- **COMPLETE THE FOLLOWING**:
a. In the valve passage, what shape does the locking shelf 101 take?
b. Extend the valve passage by writing what comes after its final sentence.

- **PASSAGE SHOWN**:
As the front connector 100 is a separate part to the main body 200 the front connector 100 can comprise a different material to that of which the main body 200 is comprised. As the front connector 100 generally is in contact with metal coupling members used in cleaning, sterilisation, filling and discharge it is generally at an increased risk of damage due to high temperature than components not in direct contact with the hot metal parts. By separating the front connector 100 and the main body 200 it is possible to select a material for the front connector 100 without using the same material, which may have disadvantageous factors such as cost, for the main body 200. The front connector 100 may for example comprise, such as consist of, a first material being a heat resistant material, such as a heat resistant polymer, for example, reinforced polymers such as reinforced polypropylene, reinforced polyamide, thermoplastic polyesters or other high performance polymers. The front connector may comprise, such as consist of, a heat resistant polymer. For example, the front connector 100 may comprise, such as consist of, 30% glass reinforced polyamide 6. The main body 200 may comprise, such as consist of, a second material, being different to the first material.

As shown in figure 1 the valve 1 can be provided with a handle unit 301, from now on called a handle. The handle 301 can extend through the valve member 302. The handle 301 is held and locked by a locking shelf 101 provided on the front connector 100. The handle 301 is thus held within the valve 1 by the front connector 100 during valve opening and closing movements. The separate front connector 100 and main body 200 allows the handle to be inserted easily through the valve member 302 and then only held or locked in place when the front connector 100 is fixed to the main body 200.1n traditional valves leakages can occur when the handle is moved upward during opening and closing movements. However, with this improved design leakages due to the handle being moved upwards are avoided. As shown in figures 1 to 3 the locking shelf 101 is a flat flange extending in a plane parallel with the axis of extension of the front connector 100. The locking shelf 101 is designed to fit around a handle shaft 307 (see figure 10) of the handle 301 such that the handle 301 is held and cannot be moved upwards out of the valve 1 or valve member 302. To this end the shaft 307 of the handle 301 may be provided with at least one region of reduced diameter 308 for receiving the locking shelf 101. The at least one region 308 has a reduced diameter in comparison to the main diameter of the shaft 307 or in comparison to regions 309, 310 having a diameter greater than the main diameter of the shaft 307. The region 308 may have a diameter less than both the main diameter of the shaft 307 and the regions 309,310. The locking shelf 101 maybe arranged at an upper region of the front connector 100 as is shown in Figure 1. Such that the locking shelf 101 can fit around the shaft of the handle 301 the locking shelf 101 may be provided with a semi-circular aperture such that the locking shelf 101 fits around the circular profile of the shaft 307. With the locking shelf 101 provided on a front connector 100 being separate to the main body 200 the handle 301 can be inserted to the valve 1 and then subsequently locked in place when the front connector 100 is assembled to the main body 200, allowing for easier assembly. The shaft 307 may be provided with at least one, such as two, regions for receiving o-rings 311, 312. The o- rings can form a fluid tight seal for the valve mechanism 300. The fluid tight seal may be formed at the main body 200.

- **RECORD LIST**:
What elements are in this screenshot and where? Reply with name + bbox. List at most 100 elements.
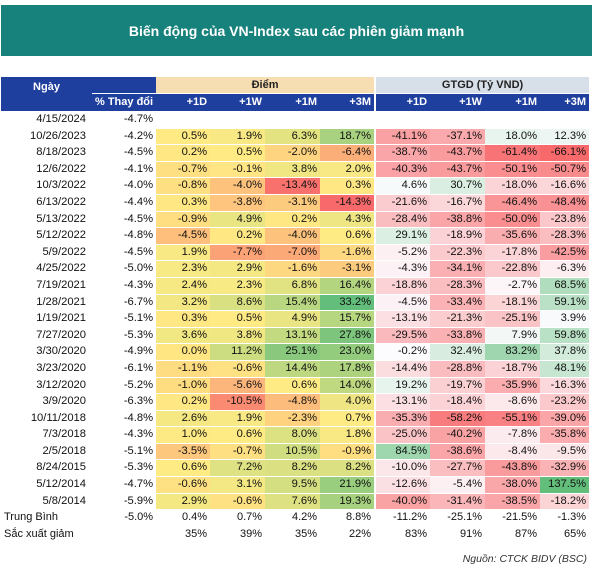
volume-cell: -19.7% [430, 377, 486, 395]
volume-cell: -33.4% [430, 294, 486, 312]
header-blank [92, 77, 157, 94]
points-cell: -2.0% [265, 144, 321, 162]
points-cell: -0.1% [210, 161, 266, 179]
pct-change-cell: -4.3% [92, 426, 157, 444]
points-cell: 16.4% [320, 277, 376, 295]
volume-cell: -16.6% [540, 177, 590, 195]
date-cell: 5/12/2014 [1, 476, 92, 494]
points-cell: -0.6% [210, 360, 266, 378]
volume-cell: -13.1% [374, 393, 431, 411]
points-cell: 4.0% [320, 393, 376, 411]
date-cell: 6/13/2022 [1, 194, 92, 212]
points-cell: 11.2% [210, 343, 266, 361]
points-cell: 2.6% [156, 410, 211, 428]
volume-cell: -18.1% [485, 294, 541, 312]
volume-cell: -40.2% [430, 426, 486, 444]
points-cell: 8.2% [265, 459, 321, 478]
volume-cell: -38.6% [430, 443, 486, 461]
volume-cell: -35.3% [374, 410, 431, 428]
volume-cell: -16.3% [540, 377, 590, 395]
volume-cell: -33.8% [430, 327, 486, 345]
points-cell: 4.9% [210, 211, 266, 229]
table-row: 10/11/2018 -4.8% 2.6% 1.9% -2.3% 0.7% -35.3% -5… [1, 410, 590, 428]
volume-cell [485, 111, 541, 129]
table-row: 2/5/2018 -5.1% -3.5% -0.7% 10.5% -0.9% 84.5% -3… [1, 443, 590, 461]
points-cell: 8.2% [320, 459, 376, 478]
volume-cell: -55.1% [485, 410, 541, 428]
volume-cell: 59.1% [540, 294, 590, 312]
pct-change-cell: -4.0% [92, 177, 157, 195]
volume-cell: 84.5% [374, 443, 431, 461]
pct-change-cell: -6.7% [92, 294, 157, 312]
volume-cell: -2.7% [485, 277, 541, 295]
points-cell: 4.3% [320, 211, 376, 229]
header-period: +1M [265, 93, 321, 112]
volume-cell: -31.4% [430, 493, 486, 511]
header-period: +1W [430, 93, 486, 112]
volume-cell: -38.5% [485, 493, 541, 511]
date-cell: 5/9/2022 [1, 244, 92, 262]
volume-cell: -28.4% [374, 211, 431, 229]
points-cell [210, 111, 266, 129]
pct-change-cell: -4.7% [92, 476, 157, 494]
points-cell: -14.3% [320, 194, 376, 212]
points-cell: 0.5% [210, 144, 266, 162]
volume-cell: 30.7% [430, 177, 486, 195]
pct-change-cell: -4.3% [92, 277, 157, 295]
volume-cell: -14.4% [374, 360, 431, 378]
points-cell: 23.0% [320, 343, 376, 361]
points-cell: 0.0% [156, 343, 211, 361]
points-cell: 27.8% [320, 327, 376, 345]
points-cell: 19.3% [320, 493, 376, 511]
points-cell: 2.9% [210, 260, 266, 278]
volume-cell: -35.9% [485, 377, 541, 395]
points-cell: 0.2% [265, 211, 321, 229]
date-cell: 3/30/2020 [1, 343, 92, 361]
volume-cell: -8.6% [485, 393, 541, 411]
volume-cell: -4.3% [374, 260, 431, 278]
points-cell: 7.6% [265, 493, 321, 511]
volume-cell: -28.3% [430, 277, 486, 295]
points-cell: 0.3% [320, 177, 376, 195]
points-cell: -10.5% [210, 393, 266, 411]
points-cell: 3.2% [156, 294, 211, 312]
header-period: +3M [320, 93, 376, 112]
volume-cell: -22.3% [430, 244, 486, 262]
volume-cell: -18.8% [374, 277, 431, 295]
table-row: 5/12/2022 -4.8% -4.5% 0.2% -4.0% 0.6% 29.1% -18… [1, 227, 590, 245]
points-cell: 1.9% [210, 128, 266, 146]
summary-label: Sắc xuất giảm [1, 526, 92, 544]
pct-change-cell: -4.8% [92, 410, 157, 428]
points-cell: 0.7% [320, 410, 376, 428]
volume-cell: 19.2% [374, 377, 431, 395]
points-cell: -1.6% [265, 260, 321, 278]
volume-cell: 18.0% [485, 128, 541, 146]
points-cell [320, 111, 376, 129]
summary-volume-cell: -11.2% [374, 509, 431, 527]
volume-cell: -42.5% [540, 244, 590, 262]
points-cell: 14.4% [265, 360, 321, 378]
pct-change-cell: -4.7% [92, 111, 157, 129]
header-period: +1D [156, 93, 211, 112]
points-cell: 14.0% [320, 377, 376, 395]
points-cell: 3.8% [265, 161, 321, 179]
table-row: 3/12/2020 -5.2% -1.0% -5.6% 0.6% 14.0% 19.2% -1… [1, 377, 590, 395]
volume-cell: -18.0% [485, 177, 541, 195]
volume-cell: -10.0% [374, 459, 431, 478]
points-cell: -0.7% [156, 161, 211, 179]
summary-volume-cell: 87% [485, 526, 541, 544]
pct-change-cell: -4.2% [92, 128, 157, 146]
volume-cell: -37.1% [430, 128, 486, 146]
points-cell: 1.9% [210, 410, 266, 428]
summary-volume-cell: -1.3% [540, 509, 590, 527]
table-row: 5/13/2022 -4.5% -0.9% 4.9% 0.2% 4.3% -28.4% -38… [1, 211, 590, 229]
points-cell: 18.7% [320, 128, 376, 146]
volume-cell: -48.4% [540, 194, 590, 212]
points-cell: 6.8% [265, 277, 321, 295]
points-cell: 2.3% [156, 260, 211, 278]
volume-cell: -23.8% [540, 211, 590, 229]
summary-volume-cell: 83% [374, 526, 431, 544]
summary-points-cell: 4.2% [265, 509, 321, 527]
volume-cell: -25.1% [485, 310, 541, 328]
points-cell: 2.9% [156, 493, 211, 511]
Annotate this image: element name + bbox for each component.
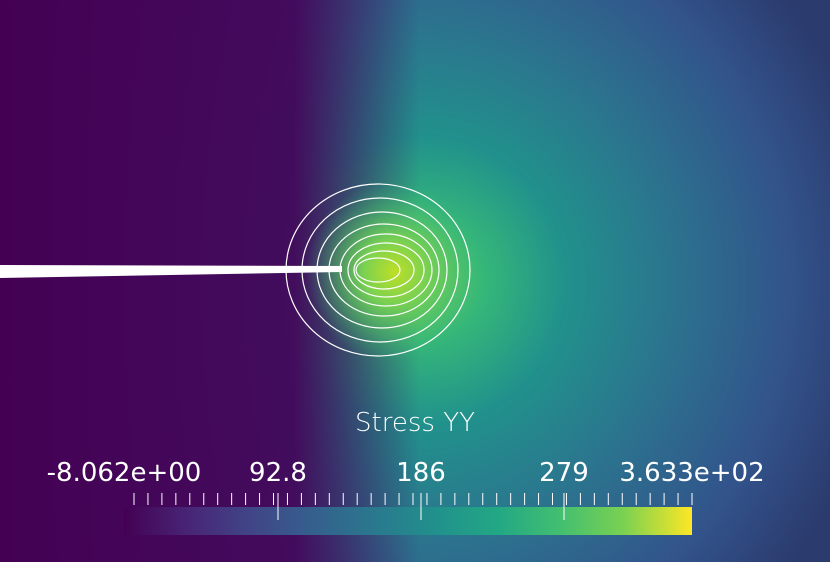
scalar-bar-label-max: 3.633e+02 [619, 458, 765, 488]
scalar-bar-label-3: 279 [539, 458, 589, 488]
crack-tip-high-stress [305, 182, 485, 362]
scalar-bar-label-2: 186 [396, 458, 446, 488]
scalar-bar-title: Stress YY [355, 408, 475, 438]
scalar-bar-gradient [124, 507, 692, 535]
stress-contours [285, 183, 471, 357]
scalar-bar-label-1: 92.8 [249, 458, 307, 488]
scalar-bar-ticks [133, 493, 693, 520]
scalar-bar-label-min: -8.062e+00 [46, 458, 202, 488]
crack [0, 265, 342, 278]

==

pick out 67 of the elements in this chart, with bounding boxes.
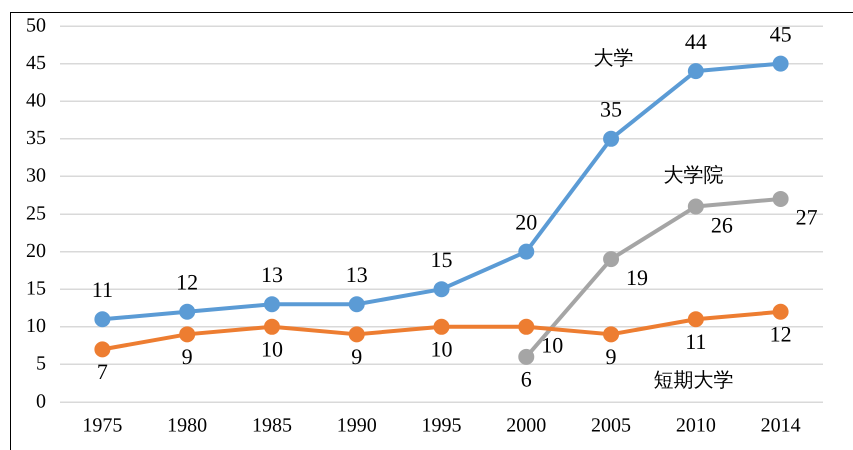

---

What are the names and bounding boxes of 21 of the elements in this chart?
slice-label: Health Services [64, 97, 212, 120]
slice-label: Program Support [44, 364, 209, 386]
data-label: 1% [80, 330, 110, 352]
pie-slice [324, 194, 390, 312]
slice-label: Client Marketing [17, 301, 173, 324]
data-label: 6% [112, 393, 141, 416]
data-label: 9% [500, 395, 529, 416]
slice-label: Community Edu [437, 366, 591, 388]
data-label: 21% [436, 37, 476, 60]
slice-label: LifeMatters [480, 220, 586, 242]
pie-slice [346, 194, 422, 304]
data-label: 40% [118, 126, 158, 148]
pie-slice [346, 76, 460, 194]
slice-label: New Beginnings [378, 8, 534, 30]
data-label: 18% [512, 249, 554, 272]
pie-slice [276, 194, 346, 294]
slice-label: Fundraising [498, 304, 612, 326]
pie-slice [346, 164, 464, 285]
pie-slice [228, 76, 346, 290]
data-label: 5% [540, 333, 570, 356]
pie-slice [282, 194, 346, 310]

- **RESPONSES TO THE TASKS**:
a. It is a flat flange extending in a plane parallel with the axis of extension of the front connector 100.

b.
The front connector 100 may be provided with a sealing gasket 109 dimensioned to fit within the internal surface 110 of the front connector 100. The internal surface 1 10 may be provided with an annular step 1 12, acting as a seat for the gasket 109. The gasket 109 may be made from a compliant material. The gasket may, for example, be made from a silicone rubber, ethylene propylene diene monomer rubber (EPDM), nitrile rubber (NBR) or a thermoplastic elastomer.

As can be seen in figures 4 to 5 the main body 200 comprises a, substantially planar, backing plate 201 provided with a through hole 202. Arranged annular to the through hole 202 and extending perpendicular to the main body 201, such as extending perpendicular to a first face 203 of the backing 201, is a flow pipe 204. The flow pipe 204 may extend from the first face 203.

The front connector 100 fits around the flow pipe 204 such that the two parts can be arranged together. The flow pipe 204 may be provided with an annular step 206 in its circumference such that the flow pipe 204 is effectively a larger diameter sleeve proximal to the main body 200 and a smaller diameter sleeve distal to the main body 200. This step 206 and change in diameters may allow for better coupling of the front connector 100 to the main body 200. The better coupling may further be achieved via the arrangement of and holding of a gasket at the step(s) 206 between the front connector 100 and the main body 200. The flow pipe 204 may comprise several steps, such as two steps. When the parts 100, 200 are connected, the flow pipe 204 extends into the front connector 100 such that fluid passing through the valve 1 does not come in contact with the front connector 100. This means that the food safety qualities of the material of which the front connector 100 comprises are not as important as in traditional bag-in-box valves. That is, the front connector 100 can comprise a material which is not considered food safe as it does not generally contact any cosmetics, food or fluids.

The main body 200 comprises a region 207 being depressed with respect to a face 203,205 of the backing 201. The region 207 may be provided with a hole 208 extending transversally to the central axis of the flow pipe 204. The hole is for receiving the handle 301. The main body 200 may be provided with at least one, such as two, receivable connectors 209 designed to match, such as fit within, the laterally extending ears 105 of the front connector 100. The receivable connectors may be U formed projections extending from the first face 203 of the backing 201 having a through hole 210 aligned with the through hole 106 of the laterally extending ears 105 of the front connector 100. The receivable connectors 209 may be diametrically opposed such that they match the ears 105 of the front connector 100. As described previously the matching connectors 105, 209 and through holes 106, 210 may receive a pin 107 such that the front connector 100 is held in place to the main body 200.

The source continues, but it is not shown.